Stated problem:
Type out every line below exactly as it reads.

Record excerpts:
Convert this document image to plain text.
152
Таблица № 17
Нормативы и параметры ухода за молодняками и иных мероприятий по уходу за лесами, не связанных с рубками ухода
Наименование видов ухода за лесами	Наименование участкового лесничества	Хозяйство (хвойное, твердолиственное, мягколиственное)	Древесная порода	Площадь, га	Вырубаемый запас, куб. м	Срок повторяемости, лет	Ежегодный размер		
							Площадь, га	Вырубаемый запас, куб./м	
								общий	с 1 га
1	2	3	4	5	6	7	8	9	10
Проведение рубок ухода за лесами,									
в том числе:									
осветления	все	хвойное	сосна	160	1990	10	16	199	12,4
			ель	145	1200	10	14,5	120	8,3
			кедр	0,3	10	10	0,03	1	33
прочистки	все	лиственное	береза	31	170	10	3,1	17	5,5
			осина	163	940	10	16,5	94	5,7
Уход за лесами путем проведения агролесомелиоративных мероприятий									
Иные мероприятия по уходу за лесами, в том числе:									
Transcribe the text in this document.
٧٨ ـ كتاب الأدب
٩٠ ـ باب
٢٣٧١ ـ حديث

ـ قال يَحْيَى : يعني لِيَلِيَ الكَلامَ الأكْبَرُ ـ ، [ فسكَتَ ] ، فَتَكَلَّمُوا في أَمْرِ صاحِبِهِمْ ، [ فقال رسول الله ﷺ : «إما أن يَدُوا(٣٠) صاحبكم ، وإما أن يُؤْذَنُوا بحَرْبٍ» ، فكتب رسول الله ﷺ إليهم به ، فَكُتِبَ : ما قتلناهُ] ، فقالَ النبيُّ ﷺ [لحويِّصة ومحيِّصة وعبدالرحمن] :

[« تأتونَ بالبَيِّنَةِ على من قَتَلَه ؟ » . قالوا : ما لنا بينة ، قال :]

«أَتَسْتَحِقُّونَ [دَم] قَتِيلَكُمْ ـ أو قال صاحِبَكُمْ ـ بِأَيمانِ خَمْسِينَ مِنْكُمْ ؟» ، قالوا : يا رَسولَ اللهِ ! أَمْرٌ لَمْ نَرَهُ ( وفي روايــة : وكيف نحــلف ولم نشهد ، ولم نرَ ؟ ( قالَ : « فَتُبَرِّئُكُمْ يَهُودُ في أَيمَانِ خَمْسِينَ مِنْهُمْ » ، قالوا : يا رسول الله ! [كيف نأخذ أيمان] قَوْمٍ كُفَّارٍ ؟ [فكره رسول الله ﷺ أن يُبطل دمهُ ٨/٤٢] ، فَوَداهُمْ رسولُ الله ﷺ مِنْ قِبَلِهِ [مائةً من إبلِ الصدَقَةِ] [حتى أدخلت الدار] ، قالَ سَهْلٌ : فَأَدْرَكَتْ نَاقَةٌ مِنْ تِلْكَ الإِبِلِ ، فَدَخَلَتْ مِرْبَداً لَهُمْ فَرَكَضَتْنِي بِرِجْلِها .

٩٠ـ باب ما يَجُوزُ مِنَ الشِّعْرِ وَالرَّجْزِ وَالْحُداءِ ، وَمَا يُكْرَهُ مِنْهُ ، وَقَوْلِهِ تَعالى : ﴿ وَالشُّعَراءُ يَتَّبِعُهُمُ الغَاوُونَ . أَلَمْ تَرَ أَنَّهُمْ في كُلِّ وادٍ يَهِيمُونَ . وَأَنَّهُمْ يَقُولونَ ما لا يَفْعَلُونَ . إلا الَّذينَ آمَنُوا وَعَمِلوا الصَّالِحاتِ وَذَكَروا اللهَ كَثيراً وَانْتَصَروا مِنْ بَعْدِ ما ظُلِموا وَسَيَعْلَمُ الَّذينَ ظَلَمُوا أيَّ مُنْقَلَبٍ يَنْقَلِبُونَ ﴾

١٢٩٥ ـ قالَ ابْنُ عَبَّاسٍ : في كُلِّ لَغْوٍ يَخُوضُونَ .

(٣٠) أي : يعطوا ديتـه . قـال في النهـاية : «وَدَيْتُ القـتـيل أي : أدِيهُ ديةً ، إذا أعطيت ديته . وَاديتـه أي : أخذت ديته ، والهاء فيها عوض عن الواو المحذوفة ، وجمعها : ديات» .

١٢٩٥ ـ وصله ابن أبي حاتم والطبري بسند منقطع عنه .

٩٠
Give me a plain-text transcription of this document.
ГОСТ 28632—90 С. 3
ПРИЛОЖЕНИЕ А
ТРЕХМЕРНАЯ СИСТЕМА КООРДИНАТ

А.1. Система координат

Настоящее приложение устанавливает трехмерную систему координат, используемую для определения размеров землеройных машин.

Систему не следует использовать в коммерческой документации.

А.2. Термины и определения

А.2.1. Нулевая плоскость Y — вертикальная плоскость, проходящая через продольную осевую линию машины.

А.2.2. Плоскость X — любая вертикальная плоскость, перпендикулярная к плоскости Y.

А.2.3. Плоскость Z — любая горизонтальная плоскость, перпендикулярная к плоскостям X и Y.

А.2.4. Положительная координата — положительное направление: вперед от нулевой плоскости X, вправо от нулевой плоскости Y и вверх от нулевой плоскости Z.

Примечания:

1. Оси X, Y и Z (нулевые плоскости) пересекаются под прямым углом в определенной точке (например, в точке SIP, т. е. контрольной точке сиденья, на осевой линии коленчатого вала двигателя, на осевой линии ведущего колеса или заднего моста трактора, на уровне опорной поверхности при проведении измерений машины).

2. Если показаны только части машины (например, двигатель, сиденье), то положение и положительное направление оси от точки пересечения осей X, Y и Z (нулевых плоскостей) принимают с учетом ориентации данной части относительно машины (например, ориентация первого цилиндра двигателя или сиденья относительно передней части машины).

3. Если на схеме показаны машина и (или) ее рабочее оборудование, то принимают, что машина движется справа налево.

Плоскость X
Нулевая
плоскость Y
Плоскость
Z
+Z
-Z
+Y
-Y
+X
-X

Answer for this exercise:
Convert this document image to plain text.
152
Таблица № 17
Нормативы и параметры ухода за молодняками и иных мероприятий по уходу за лесами, не связанных с рубками ухода
Наименование видов ухода за лесами	Наименование участкового лесничества	Хозяйство (хвойное, твердолиственное, мягколиственное)	Древесная порода	Площадь, га	Вырубаемый запас, куб. м	Срок повторяемости, лет	Ежегодный размер		
							Площадь, га	Вырубаемый запас, куб./м	
								общий	с 1 га
1	2	3	4	5	6	7	8	9	10
Проведение рубок ухода за лесами,									
в том числе:									
осветления	все	хвойное	сосна	160	1990	10	16	199	12,4
			ель	145	1200	10	14,5	120	8,3
			кедр	0,3	10	10	0,03	1	33
прочистки	все	лиственное	береза	31	170	10	3,1	17	5,5
			осина	163	940	10	16,5	94	5,7
Уход за лесами путем проведения агролесомелиоративных мероприятий									
Иные мероприятия по уходу за лесами, в том числе:									
Transcribe the text in this document.
٧٨ ـ كتاب الأدب
٩٠ ـ باب
٢٣٧١ ـ حديث

ـ قال يَحْيَى : يعني لِيَلِيَ الكَلامَ الأكْبَرُ ـ ، [ فسكَتَ ] ، فَتَكَلَّمُوا في أَمْرِ صاحِبِهِمْ ، [ فقال رسول الله ﷺ : «إما أن يَدُوا(٣٠) صاحبكم ، وإما أن يُؤْذَنُوا بحَرْبٍ» ، فكتب رسول الله ﷺ إليهم به ، فَكُتِبَ : ما قتلناهُ] ، فقالَ النبيُّ ﷺ [لحويِّصة ومحيِّصة وعبدالرحمن] :

[« تأتونَ بالبَيِّنَةِ على من قَتَلَه ؟ » . قالوا : ما لنا بينة ، قال :]

«أَتَسْتَحِقُّونَ [دَم] قَتِيلَكُمْ ـ أو قال صاحِبَكُمْ ـ بِأَيمانِ خَمْسِينَ مِنْكُمْ ؟» ، قالوا : يا رَسولَ اللهِ ! أَمْرٌ لَمْ نَرَهُ ( وفي روايــة : وكيف نحــلف ولم نشهد ، ولم نرَ ؟ ( قالَ : « فَتُبَرِّئُكُمْ يَهُودُ في أَيمَانِ خَمْسِينَ مِنْهُمْ » ، قالوا : يا رسول الله ! [كيف نأخذ أيمان] قَوْمٍ كُفَّارٍ ؟ [فكره رسول الله ﷺ أن يُبطل دمهُ ٨/٤٢] ، فَوَداهُمْ رسولُ الله ﷺ مِنْ قِبَلِهِ [مائةً من إبلِ الصدَقَةِ] [حتى أدخلت الدار] ، قالَ سَهْلٌ : فَأَدْرَكَتْ نَاقَةٌ مِنْ تِلْكَ الإِبِلِ ، فَدَخَلَتْ مِرْبَداً لَهُمْ فَرَكَضَتْنِي بِرِجْلِها .

٩٠ـ باب ما يَجُوزُ مِنَ الشِّعْرِ وَالرَّجْزِ وَالْحُداءِ ، وَمَا يُكْرَهُ مِنْهُ ، وَقَوْلِهِ تَعالى : ﴿ وَالشُّعَراءُ يَتَّبِعُهُمُ الغَاوُونَ . أَلَمْ تَرَ أَنَّهُمْ في كُلِّ وادٍ يَهِيمُونَ . وَأَنَّهُمْ يَقُولونَ ما لا يَفْعَلُونَ . إلا الَّذينَ آمَنُوا وَعَمِلوا الصَّالِحاتِ وَذَكَروا اللهَ كَثيراً وَانْتَصَروا مِنْ بَعْدِ ما ظُلِموا وَسَيَعْلَمُ الَّذينَ ظَلَمُوا أيَّ مُنْقَلَبٍ يَنْقَلِبُونَ ﴾

١٢٩٥ ـ قالَ ابْنُ عَبَّاسٍ : في كُلِّ لَغْوٍ يَخُوضُونَ .

(٣٠) أي : يعطوا ديتـه . قـال في النهـاية : «وَدَيْتُ القـتـيل أي : أدِيهُ ديةً ، إذا أعطيت ديته . وَاديتـه أي : أخذت ديته ، والهاء فيها عوض عن الواو المحذوفة ، وجمعها : ديات» .

١٢٩٥ ـ وصله ابن أبي حاتم والطبري بسند منقطع عنه .

٩٠
Give me a plain-text transcription of this document.
ГОСТ 28632—90 С. 3
ПРИЛОЖЕНИЕ А
ТРЕХМЕРНАЯ СИСТЕМА КООРДИНАТ

А.1. Система координат

Настоящее приложение устанавливает трехмерную систему координат, используемую для определения размеров землеройных машин.

Систему не следует использовать в коммерческой документации.

А.2. Термины и определения

А.2.1. Нулевая плоскость Y — вертикальная плоскость, проходящая через продольную осевую линию машины.

А.2.2. Плоскость X — любая вертикальная плоскость, перпендикулярная к плоскости Y.

А.2.3. Плоскость Z — любая горизонтальная плоскость, перпендикулярная к плоскостям X и Y.

А.2.4. Положительная координата — положительное направление: вперед от нулевой плоскости X, вправо от нулевой плоскости Y и вверх от нулевой плоскости Z.

Примечания:

1. Оси X, Y и Z (нулевые плоскости) пересекаются под прямым углом в определенной точке (например, в точке SIP, т. е. контрольной точке сиденья, на осевой линии коленчатого вала двигателя, на осевой линии ведущего колеса или заднего моста трактора, на уровне опорной поверхности при проведении измерений машины).

2. Если показаны только части машины (например, двигатель, сиденье), то положение и положительное направление оси от точки пересечения осей X, Y и Z (нулевых плоскостей) принимают с учетом ориентации данной части относительно машины (например, ориентация первого цилиндра двигателя или сиденья относительно передней части машины).

3. Если на схеме показаны машина и (или) ее рабочее оборудование, то принимают, что машина движется справа налево.

Плоскость X
Нулевая
плоскость Y
Плоскость
Z
+Z
-Z
+Y
-Y
+X
-X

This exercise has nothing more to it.